節錄文字
#####

[LGTM] Alloy 與 Tempo、Loki 整合:以 Java 為例
1. LGTM 與 Alloy 簡介
Open Source 陣營中的 Grafana,針對了 Day 2 operation 裡頭的 log、trace 以及 metrics,分別推出了 Loki、Tempo 以及 Mimir 來做為後端儲存使用的 backend。順帶一提的是,這三個 solution 的架構極為相似,可單獨使用,也可以一起搭配使用,也都很容易就能橫向擴充,從小型到大型的架構都適合使用。前述三個 solution 統一使用 Grafana 做為資料呈現使用,這四個 solution 首字字母合起來縮寫為 LGTM。

#####

資料集內容
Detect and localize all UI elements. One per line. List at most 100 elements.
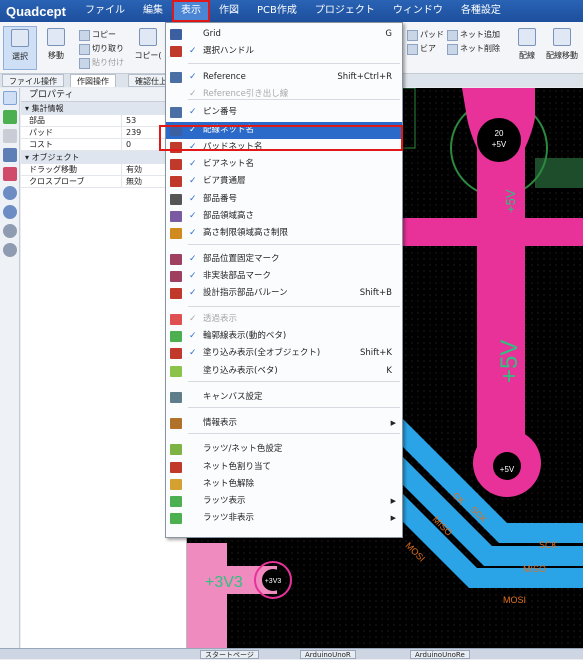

#####

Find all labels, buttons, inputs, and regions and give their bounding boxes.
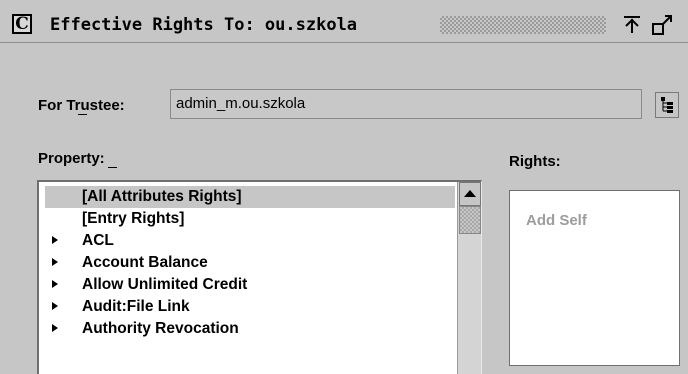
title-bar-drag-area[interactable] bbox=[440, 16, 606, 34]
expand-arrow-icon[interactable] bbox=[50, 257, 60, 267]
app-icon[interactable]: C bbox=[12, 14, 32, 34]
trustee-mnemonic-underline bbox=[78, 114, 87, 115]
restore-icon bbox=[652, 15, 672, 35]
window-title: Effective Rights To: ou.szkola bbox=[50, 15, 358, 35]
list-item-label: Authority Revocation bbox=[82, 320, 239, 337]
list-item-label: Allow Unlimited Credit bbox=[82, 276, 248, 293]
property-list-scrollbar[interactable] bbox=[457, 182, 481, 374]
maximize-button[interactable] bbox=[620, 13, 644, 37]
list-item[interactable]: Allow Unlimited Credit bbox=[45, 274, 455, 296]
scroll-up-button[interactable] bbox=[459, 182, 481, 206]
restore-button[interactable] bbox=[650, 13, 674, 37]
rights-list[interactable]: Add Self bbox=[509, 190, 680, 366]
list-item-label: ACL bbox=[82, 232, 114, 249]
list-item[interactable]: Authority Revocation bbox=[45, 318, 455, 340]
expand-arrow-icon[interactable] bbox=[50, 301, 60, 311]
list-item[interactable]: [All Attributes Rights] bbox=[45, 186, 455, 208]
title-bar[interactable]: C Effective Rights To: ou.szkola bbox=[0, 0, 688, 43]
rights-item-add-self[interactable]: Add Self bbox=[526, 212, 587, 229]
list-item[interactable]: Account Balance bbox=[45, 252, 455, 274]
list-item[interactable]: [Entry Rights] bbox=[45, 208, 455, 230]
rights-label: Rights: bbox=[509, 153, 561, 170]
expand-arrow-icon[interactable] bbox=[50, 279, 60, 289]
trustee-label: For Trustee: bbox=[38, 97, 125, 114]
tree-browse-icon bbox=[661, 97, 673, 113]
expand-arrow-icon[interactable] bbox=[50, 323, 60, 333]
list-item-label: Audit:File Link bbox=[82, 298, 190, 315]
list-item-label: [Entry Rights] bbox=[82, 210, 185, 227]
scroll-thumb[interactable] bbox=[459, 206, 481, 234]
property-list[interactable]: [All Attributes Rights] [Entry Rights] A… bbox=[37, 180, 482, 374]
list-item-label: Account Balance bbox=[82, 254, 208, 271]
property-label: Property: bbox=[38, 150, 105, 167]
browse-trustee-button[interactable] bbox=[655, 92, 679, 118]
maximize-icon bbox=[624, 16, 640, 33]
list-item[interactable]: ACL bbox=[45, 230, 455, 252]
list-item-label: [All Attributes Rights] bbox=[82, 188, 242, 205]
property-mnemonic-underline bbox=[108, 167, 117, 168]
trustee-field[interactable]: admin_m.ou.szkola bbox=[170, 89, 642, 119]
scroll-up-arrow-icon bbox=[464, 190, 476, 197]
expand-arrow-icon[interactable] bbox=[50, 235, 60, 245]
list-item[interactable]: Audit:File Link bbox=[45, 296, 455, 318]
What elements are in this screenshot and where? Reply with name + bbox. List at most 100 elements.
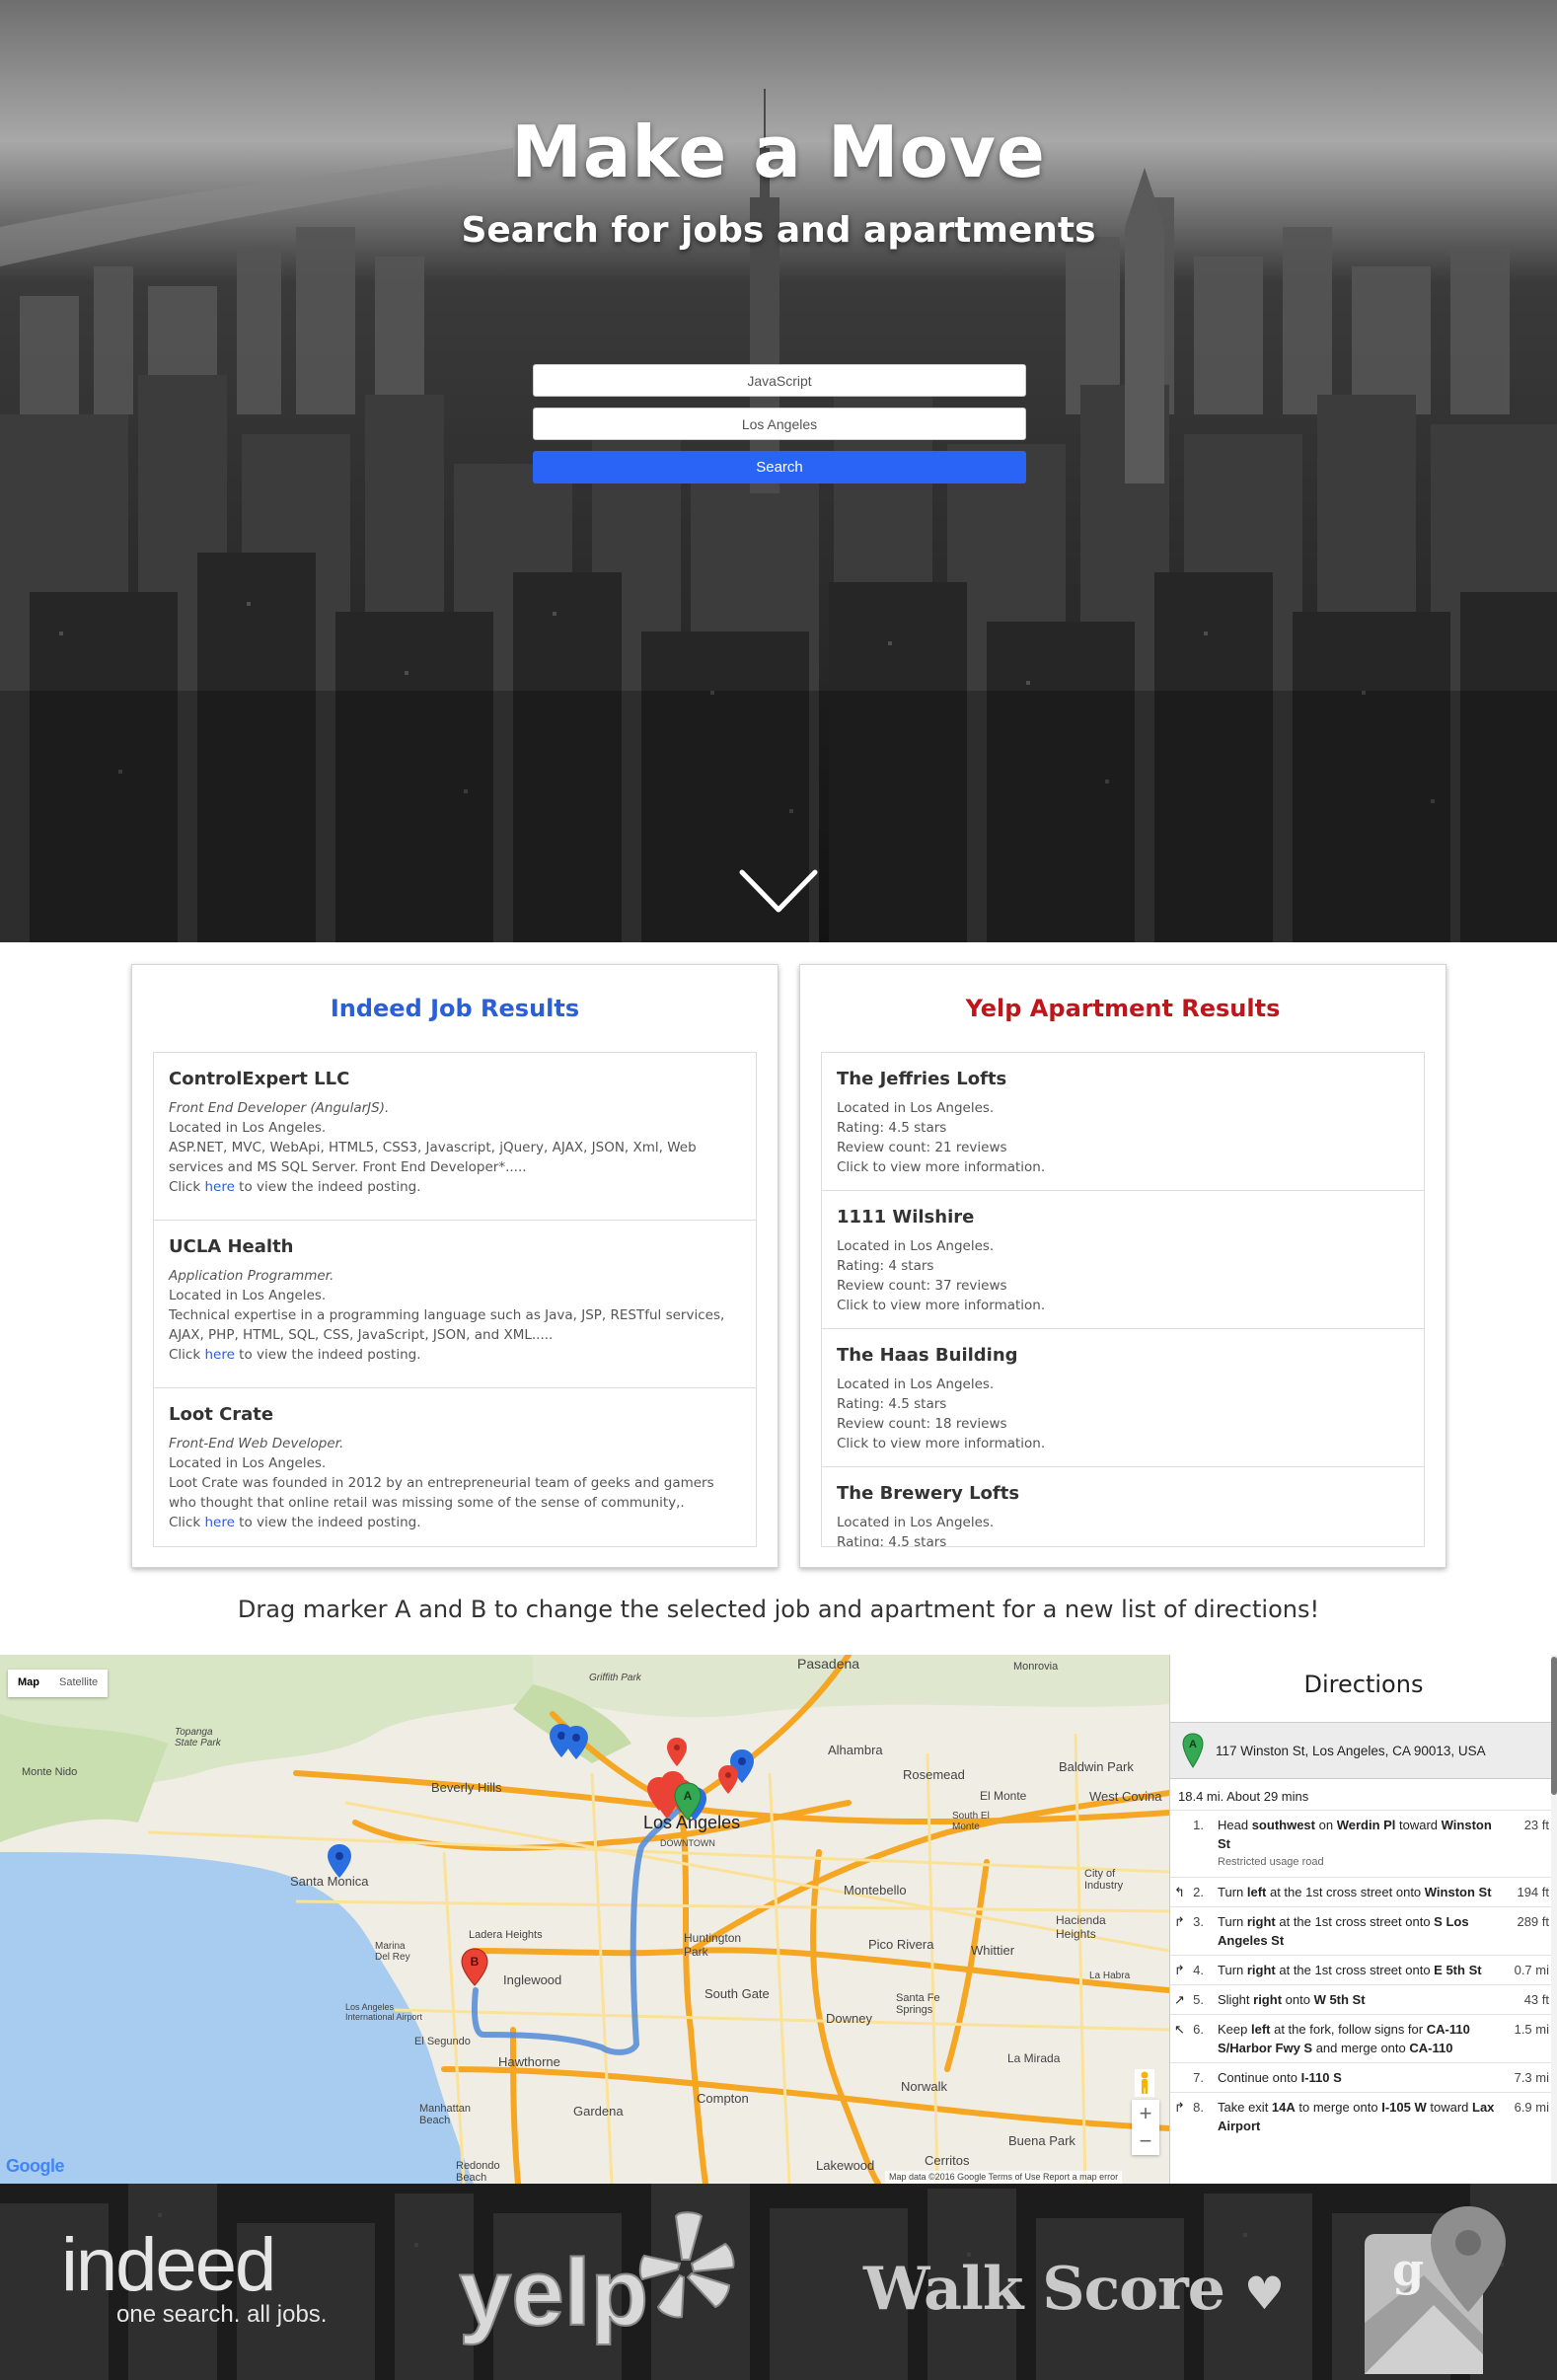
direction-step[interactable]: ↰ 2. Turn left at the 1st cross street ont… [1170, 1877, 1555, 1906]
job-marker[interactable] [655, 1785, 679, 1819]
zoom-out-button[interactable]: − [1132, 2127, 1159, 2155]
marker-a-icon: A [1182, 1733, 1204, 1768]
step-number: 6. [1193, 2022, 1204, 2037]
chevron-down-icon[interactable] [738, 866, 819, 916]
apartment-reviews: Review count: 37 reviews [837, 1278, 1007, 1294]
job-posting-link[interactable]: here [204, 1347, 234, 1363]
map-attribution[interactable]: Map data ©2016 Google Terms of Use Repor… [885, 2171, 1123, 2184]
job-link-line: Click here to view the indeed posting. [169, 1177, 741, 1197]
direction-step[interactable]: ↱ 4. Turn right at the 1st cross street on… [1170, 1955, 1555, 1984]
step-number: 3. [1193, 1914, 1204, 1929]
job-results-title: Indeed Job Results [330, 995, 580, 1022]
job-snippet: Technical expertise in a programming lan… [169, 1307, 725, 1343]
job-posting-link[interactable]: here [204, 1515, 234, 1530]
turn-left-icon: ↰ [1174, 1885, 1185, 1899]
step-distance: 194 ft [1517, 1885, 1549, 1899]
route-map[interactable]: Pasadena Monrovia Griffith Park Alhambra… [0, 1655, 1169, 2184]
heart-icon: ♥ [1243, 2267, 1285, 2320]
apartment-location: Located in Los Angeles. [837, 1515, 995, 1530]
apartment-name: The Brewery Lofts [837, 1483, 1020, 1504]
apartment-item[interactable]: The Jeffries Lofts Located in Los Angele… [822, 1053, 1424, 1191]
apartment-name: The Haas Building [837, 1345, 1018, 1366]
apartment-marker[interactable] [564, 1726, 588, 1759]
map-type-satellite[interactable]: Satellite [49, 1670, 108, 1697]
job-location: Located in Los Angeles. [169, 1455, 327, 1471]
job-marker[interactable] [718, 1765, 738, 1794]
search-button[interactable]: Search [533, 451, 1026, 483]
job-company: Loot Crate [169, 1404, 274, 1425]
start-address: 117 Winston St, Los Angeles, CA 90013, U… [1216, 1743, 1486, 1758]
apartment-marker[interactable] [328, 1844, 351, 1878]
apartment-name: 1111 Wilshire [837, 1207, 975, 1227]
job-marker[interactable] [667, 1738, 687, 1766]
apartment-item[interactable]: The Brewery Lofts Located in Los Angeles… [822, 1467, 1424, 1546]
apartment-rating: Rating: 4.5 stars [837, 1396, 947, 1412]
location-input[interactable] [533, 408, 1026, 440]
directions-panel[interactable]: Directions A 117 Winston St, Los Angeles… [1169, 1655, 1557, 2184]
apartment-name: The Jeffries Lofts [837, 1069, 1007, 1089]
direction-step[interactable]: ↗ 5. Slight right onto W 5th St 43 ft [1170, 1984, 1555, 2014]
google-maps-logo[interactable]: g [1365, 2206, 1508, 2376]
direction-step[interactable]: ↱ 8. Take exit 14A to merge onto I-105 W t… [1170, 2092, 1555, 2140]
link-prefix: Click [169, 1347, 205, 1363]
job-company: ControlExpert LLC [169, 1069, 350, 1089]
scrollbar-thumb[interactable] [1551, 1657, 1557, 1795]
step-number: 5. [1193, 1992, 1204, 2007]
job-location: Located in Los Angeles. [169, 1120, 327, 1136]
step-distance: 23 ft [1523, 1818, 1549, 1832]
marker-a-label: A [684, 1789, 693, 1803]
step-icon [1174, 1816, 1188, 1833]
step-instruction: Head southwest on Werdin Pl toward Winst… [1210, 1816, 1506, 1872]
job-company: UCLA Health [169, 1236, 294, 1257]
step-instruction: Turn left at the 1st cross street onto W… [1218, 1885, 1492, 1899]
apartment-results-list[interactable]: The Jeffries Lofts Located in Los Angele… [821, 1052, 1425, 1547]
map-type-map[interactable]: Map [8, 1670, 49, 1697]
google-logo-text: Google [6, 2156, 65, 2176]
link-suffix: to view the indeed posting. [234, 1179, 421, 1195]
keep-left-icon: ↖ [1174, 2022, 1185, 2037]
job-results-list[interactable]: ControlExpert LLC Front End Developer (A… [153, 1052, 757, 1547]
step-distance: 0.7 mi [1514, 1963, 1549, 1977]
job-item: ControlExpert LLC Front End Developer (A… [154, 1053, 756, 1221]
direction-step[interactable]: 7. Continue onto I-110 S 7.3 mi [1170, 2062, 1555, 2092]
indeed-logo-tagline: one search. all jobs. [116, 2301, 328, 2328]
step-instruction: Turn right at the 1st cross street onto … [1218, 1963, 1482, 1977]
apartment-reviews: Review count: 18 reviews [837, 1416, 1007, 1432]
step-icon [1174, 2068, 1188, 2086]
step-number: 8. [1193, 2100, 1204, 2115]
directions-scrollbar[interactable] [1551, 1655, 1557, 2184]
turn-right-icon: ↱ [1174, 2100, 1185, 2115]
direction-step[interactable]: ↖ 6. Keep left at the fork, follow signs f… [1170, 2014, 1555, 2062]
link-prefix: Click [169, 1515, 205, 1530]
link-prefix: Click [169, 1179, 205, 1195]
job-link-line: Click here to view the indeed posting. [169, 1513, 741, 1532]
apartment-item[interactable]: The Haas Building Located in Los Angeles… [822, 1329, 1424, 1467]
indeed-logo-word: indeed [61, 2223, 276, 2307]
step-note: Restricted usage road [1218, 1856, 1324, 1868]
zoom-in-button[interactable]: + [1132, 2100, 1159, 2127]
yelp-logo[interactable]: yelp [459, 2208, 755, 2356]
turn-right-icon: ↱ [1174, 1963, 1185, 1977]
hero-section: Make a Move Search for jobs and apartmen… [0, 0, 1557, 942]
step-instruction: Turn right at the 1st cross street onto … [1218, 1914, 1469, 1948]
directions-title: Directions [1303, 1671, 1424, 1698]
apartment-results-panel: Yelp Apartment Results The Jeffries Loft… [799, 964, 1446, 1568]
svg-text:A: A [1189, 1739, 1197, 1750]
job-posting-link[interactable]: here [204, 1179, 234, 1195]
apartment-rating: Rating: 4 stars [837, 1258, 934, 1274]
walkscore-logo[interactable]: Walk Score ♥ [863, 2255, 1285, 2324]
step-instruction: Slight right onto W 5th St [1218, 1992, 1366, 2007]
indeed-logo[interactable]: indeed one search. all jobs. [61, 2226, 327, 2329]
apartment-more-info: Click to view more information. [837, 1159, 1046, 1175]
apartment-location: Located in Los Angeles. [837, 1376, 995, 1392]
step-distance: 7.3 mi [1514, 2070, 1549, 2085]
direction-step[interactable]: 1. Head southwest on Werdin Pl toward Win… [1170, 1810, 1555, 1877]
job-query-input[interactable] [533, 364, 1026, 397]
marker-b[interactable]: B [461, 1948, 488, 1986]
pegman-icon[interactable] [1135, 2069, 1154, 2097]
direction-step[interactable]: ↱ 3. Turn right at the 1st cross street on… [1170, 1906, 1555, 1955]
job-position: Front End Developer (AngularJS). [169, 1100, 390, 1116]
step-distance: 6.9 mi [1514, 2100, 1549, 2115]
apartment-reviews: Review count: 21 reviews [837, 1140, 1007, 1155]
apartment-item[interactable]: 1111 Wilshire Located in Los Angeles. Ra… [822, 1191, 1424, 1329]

#####

簡短任務 A
請根據節錄文字回答下列問題:
(i) 標題中的整合以哪一種程式語言為例?
(ii) Grafana 針對 log、trace 與 metrics,分別推出了哪一個後端?
(iii) 縮寫 LGTM 由哪四個 solution 的首字字母組成?
簡短任務 B
請從節錄文字中原樣回傳一段文字,從「[LGTM] Alloy 與」開始,到「solution 首字字母合起來縮寫為 LGTM。」結束。

完整回答 A
(i) Java。
(ii) log 為 Loki,trace 為 Tempo,metrics 為 Mimir。
(iii) Loki、Grafana、Tempo、Mimir。

完整回答 B
[LGTM] Alloy 與 Tempo、Loki 整合:以 Java 為例
1. LGTM 與 Alloy 簡介
Open Source 陣營中的 Grafana,針對了 Day 2 operation 裡頭的 log、trace 以及 metrics,分別推出了 Loki、Tempo 以及 Mimir 來做為後端儲存使用的 backend。順帶一提的是,這三個 solution 的架構極為相似,可單獨使用,也可以一起搭配使用,也都很容易就能橫向擴充,從小型到大型的架構都適合使用。前述三個 solution 統一使用 Grafana 做為資料呈現使用,這四個 solution 首字字母合起來縮寫為 LGTM。